> [Exercise task] Lines containing the word "Exchange" are to be located and copied.

> [Record list]
--------------------

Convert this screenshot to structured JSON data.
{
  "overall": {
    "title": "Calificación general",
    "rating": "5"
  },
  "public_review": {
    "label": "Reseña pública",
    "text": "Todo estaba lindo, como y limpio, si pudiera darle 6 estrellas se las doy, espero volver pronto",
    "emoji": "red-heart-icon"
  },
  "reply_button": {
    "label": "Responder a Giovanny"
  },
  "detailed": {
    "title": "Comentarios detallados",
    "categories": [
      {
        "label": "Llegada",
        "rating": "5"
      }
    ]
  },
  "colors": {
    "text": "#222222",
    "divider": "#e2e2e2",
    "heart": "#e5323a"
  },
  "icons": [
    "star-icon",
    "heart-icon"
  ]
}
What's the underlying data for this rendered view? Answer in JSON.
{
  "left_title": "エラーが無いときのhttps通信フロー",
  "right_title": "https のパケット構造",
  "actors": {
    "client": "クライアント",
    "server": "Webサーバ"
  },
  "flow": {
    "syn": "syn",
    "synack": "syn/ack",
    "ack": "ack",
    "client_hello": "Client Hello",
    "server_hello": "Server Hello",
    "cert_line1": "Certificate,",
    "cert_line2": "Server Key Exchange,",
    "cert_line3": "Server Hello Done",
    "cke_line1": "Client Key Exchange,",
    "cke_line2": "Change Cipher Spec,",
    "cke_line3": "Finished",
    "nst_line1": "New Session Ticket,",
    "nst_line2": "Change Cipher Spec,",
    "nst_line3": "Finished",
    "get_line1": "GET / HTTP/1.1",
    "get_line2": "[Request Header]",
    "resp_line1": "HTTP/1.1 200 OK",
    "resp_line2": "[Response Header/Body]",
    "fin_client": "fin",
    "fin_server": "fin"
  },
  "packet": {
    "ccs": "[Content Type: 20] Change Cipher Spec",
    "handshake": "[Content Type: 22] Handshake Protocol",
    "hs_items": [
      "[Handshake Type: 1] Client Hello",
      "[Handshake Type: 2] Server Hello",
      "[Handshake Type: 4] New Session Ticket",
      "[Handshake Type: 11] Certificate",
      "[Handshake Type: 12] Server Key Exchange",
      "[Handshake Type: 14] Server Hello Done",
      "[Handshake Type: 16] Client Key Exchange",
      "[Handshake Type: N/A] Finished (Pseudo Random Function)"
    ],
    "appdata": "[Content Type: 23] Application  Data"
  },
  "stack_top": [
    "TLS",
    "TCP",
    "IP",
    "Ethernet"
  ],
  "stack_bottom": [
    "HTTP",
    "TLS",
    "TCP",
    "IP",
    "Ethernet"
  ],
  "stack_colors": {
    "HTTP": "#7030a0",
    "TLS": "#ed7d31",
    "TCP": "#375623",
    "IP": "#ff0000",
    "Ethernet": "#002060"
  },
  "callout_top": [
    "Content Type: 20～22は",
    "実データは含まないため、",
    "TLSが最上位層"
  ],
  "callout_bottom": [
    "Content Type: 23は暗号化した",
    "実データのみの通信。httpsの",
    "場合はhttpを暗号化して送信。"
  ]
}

--------------------

> [Reply to the task]
    "cert_line2": "Server Key Exchange,",
    "cke_line1": "Client Key Exchange,",
      "[Handshake Type: 12] Server Key Exchange",
      "[Handshake Type: 16] Client Key Exchange",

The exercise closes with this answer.